(Stored records)
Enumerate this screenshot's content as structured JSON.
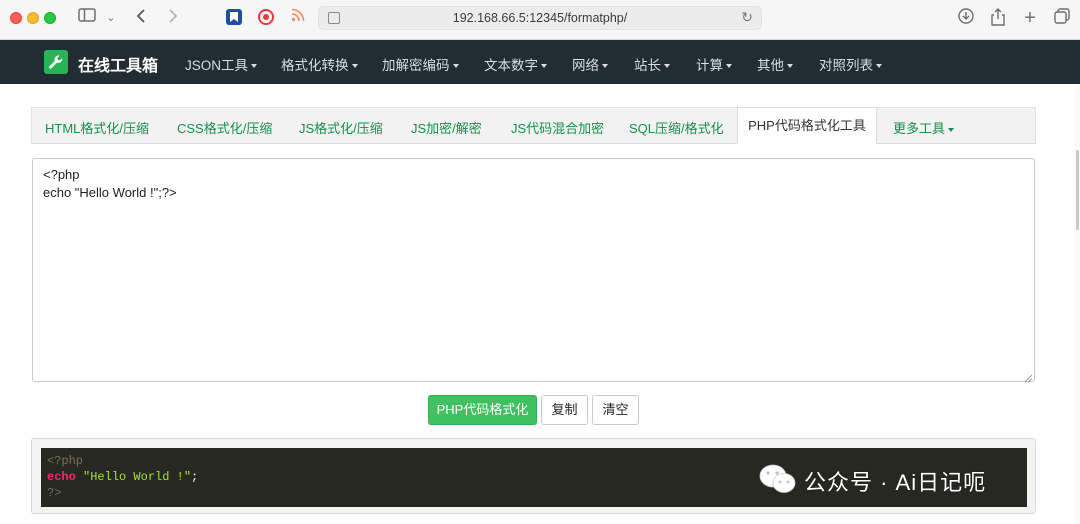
{
  "browser": {
    "url": "192.168.66.5:12345/formatphp/"
  },
  "navbar": {
    "brand": "在线工具箱",
    "items": [
      {
        "label": "JSON工具"
      },
      {
        "label": "格式化转换"
      },
      {
        "label": "加解密编码"
      },
      {
        "label": "文本数字"
      },
      {
        "label": "网络"
      },
      {
        "label": "站长"
      },
      {
        "label": "计算"
      },
      {
        "label": "其他"
      },
      {
        "label": "对照列表"
      }
    ]
  },
  "tabs": {
    "items": [
      {
        "label": "HTML格式化/压缩"
      },
      {
        "label": "CSS格式化/压缩"
      },
      {
        "label": "JS格式化/压缩"
      },
      {
        "label": "JS加密/解密"
      },
      {
        "label": "JS代码混合加密"
      },
      {
        "label": "SQL压缩/格式化"
      },
      {
        "label": "PHP代码格式化工具"
      },
      {
        "label": "更多工具"
      }
    ],
    "active_index": 6
  },
  "editor": {
    "value": "<?php\necho \"Hello World !\";?>"
  },
  "buttons": {
    "format": "PHP代码格式化",
    "copy": "复制",
    "clear": "清空"
  },
  "output": {
    "line1": "<?php",
    "line2_keyword": "echo",
    "line2_string": "\"Hello World !\"",
    "line2_end": ";",
    "line3": "?>"
  },
  "watermark": {
    "text": "公众号 · Ai日记呃"
  },
  "colors": {
    "navbar_bg": "#222c33",
    "accent_green": "#3fc061",
    "tab_link": "#178f4a",
    "code_bg": "#272822"
  }
}
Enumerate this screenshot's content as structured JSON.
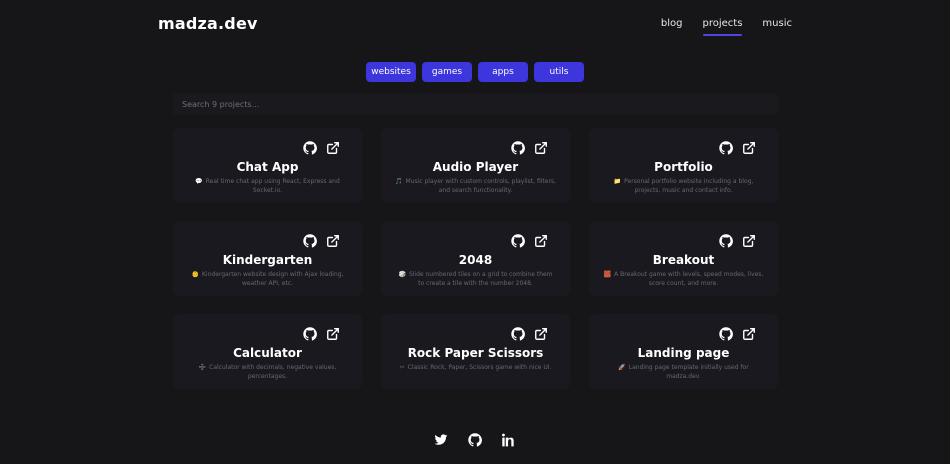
{
  "header": {
    "logo": "madza.dev",
    "nav": [
      {
        "label": "blog",
        "active": false
      },
      {
        "label": "projects",
        "active": true
      },
      {
        "label": "music",
        "active": false
      }
    ]
  },
  "filters": [
    {
      "label": "websites"
    },
    {
      "label": "games"
    },
    {
      "label": "apps"
    },
    {
      "label": "utils"
    }
  ],
  "search": {
    "placeholder": "Search 9 projects..."
  },
  "projects": [
    {
      "title": "Chat App",
      "emoji": "💬",
      "description": "Real time chat app using React, Express and Socket.io."
    },
    {
      "title": "Audio Player",
      "emoji": "🎵",
      "description": "Music player with custom controls, playlist, filters, and search functionality."
    },
    {
      "title": "Portfolio",
      "emoji": "📁",
      "description": "Personal portfolio website including a blog, projects, music and contact info."
    },
    {
      "title": "Kindergarten",
      "emoji": "👶",
      "description": "Kindergarten website design with Ajax loading, weather API, etc."
    },
    {
      "title": "2048",
      "emoji": "🎲",
      "description": "Slide numbered tiles on a grid to combine them to create a tile with the number 2048."
    },
    {
      "title": "Breakout",
      "emoji": "🧱",
      "description": "A Breakout game with levels, speed modes, lives, score count, and more."
    },
    {
      "title": "Calculator",
      "emoji": "➗",
      "description": "Calculator with decimals, negative values, percentages."
    },
    {
      "title": "Rock Paper Scissors",
      "emoji": "✂",
      "description": "Classic Rock, Paper, Scissors game with nice UI."
    },
    {
      "title": "Landing page",
      "emoji": "🚀",
      "description": "Landing page template initially used for madza.dev."
    }
  ],
  "socials": [
    {
      "icon": "twitter-icon"
    },
    {
      "icon": "github-icon"
    },
    {
      "icon": "linkedin-icon"
    }
  ],
  "colors": {
    "background": "#161619",
    "card": "#19191f",
    "accent": "#3d36dc",
    "nav_underline": "#4f46e5"
  }
}
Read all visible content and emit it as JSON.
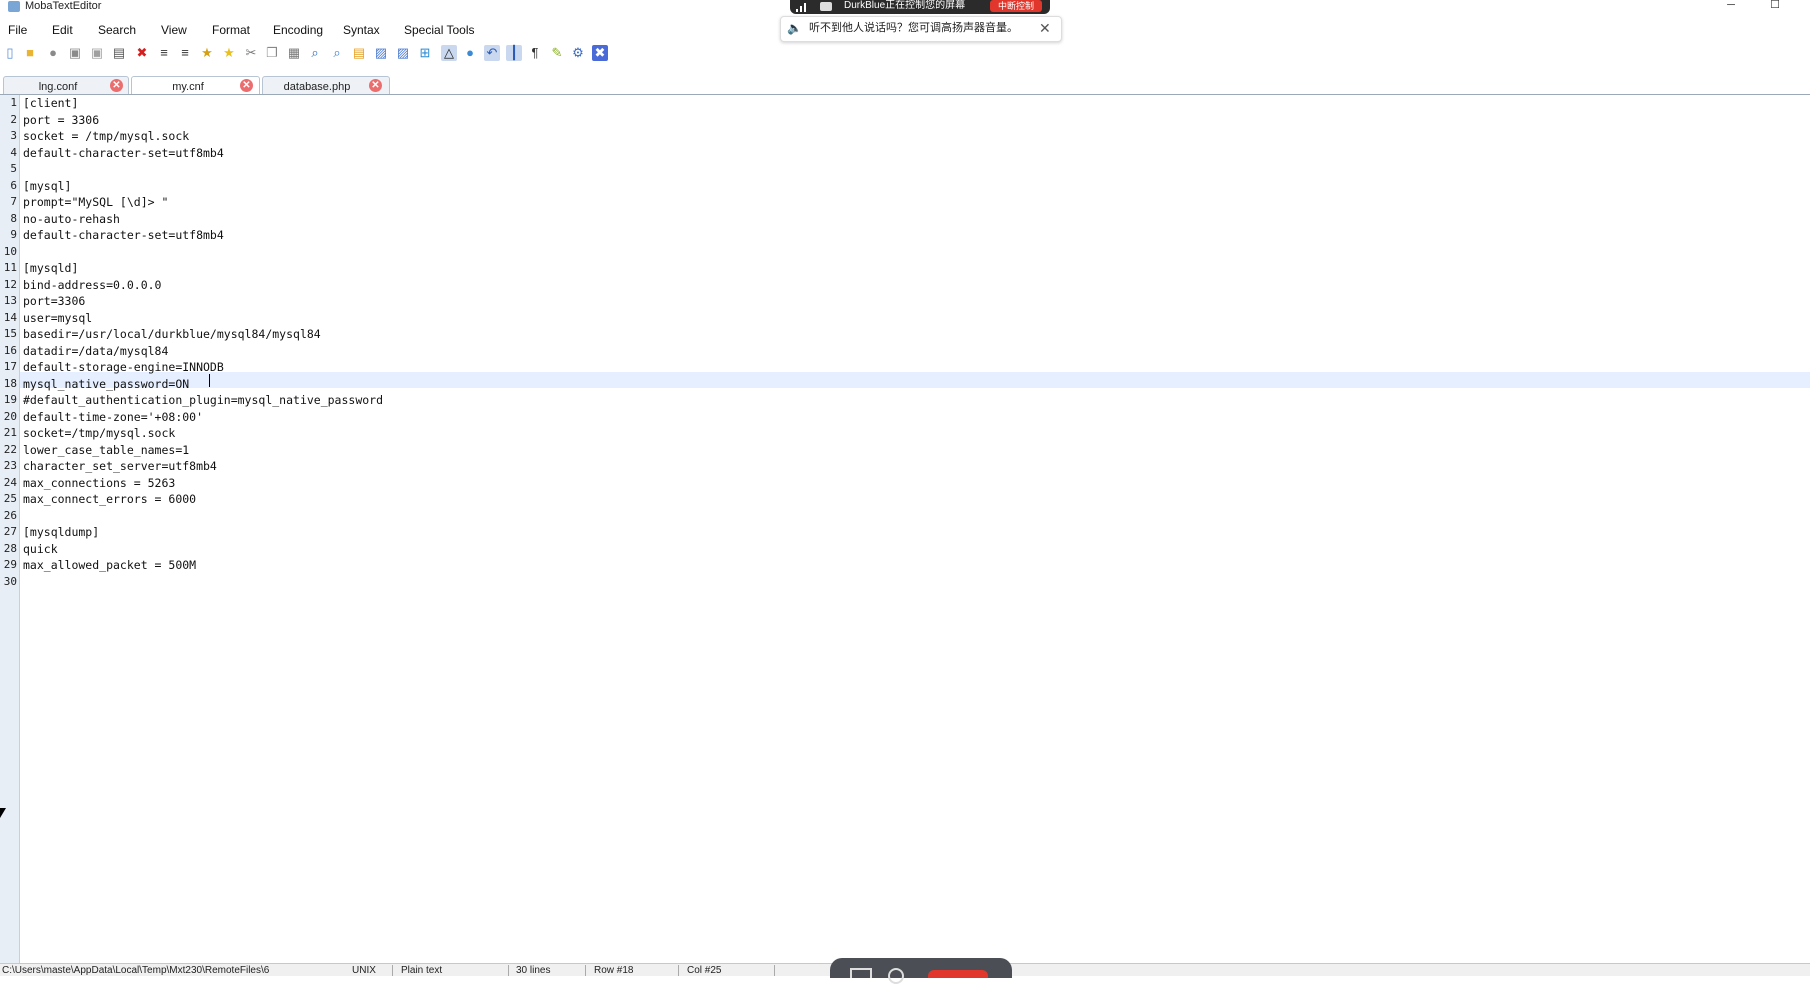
{
  "window": {
    "title": "MobaTextEditor",
    "minimize_glyph": "─",
    "maximize_glyph": "☐"
  },
  "screen_share": {
    "text": "DurkBlue正在控制您的屏幕",
    "stop_label": "中断控制"
  },
  "audio_notice": {
    "text": "听不到他人说话吗？您可调高扬声器音量。",
    "icon": "speaker-muted-icon",
    "icon_glyph": "🔈",
    "close_glyph": "✕"
  },
  "menu": [
    {
      "label": "File"
    },
    {
      "label": "Edit"
    },
    {
      "label": "Search"
    },
    {
      "label": "View"
    },
    {
      "label": "Format"
    },
    {
      "label": "Encoding"
    },
    {
      "label": "Syntax"
    },
    {
      "label": "Special Tools"
    }
  ],
  "toolbar": [
    {
      "name": "new-file-icon",
      "glyph": "▯",
      "color": "#5b8fd6"
    },
    {
      "name": "open-folder-icon",
      "glyph": "■",
      "color": "#e8b431"
    },
    {
      "name": "disk-icon",
      "glyph": "●",
      "color": "#8a8a8a"
    },
    {
      "name": "save-icon",
      "glyph": "▣",
      "color": "#8b8b8b"
    },
    {
      "name": "save-all-icon",
      "glyph": "▣",
      "color": "#a0a0a0"
    },
    {
      "name": "print-icon",
      "glyph": "▤",
      "color": "#555"
    },
    {
      "name": "close-file-icon",
      "glyph": "✖",
      "color": "#d42020"
    },
    {
      "name": "outdent-icon",
      "glyph": "≡",
      "color": "#333"
    },
    {
      "name": "indent-icon",
      "glyph": "≡",
      "color": "#333"
    },
    {
      "name": "bookmark-icon",
      "glyph": "★",
      "color": "#d4a017"
    },
    {
      "name": "bookmark-next-icon",
      "glyph": "★",
      "color": "#e8c020"
    },
    {
      "name": "cut-icon",
      "glyph": "✂",
      "color": "#777"
    },
    {
      "name": "copy-icon",
      "glyph": "❐",
      "color": "#888"
    },
    {
      "name": "paste-icon",
      "glyph": "▦",
      "color": "#777"
    },
    {
      "name": "find-icon",
      "glyph": "⌕",
      "color": "#2a6ac4"
    },
    {
      "name": "find-next-icon",
      "glyph": "⌕",
      "color": "#3a7ad4"
    },
    {
      "name": "replace-icon",
      "glyph": "▤",
      "color": "#e8a020"
    },
    {
      "name": "goto-icon",
      "glyph": "▨",
      "color": "#4a7ad0"
    },
    {
      "name": "compare-icon",
      "glyph": "▨",
      "color": "#4a7ad0"
    },
    {
      "name": "windows-eol-icon",
      "glyph": "⊞",
      "color": "#2a8ad4"
    },
    {
      "name": "linux-eol-icon",
      "glyph": "△",
      "color": "#222"
    },
    {
      "name": "mac-eol-icon",
      "glyph": "●",
      "color": "#3a8ad6"
    },
    {
      "name": "word-wrap-icon",
      "glyph": "↶",
      "color": "#2a5ab4"
    },
    {
      "name": "ruler-icon",
      "glyph": "┃",
      "color": "#2a5ab4"
    },
    {
      "name": "paragraph-icon",
      "glyph": "¶",
      "color": "#333"
    },
    {
      "name": "highlight-icon",
      "glyph": "✎",
      "color": "#8ab020"
    },
    {
      "name": "settings-icon",
      "glyph": "⚙",
      "color": "#3a6ac0"
    },
    {
      "name": "exit-icon",
      "glyph": "✖",
      "color": "#ffffff"
    }
  ],
  "tabs": [
    {
      "label": "lng.conf",
      "active": false
    },
    {
      "label": "my.cnf",
      "active": true
    },
    {
      "label": "database.php",
      "active": false
    }
  ],
  "tab_close_glyph": "✕",
  "editor": {
    "current_line": 18,
    "lines": [
      "[client]",
      "port = 3306",
      "socket = /tmp/mysql.sock",
      "default-character-set=utf8mb4",
      "",
      "[mysql]",
      "prompt=\"MySQL [\\d]> \"",
      "no-auto-rehash",
      "default-character-set=utf8mb4",
      "",
      "[mysqld]",
      "bind-address=0.0.0.0",
      "port=3306",
      "user=mysql",
      "basedir=/usr/local/durkblue/mysql84/mysql84",
      "datadir=/data/mysql84",
      "default-storage-engine=INNODB",
      "mysql_native_password=ON",
      "#default_authentication_plugin=mysql_native_password",
      "default-time-zone='+08:00'",
      "socket=/tmp/mysql.sock",
      "lower_case_table_names=1",
      "character_set_server=utf8mb4",
      "max_connections = 5263",
      "max_connect_errors = 6000",
      "",
      "[mysqldump]",
      "quick",
      "max_allowed_packet = 500M",
      ""
    ]
  },
  "status": {
    "path": "C:\\Users\\maste\\AppData\\Local\\Temp\\Mxt230\\RemoteFiles\\6",
    "eol": "UNIX",
    "syntax": "Plain text",
    "line_count": "30 lines",
    "row": "Row #18",
    "col": "Col #25"
  }
}
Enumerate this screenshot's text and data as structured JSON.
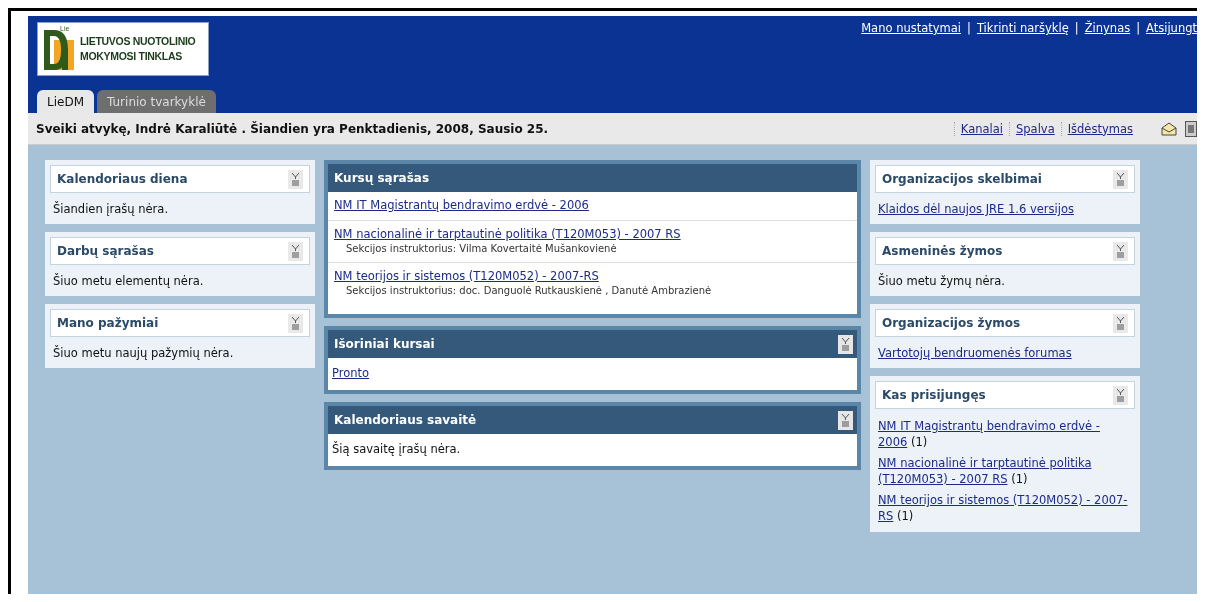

*JOB*.
Give the number of lines where the string "madza" occurs, without any further text.

*FULL OUTPUT*.
2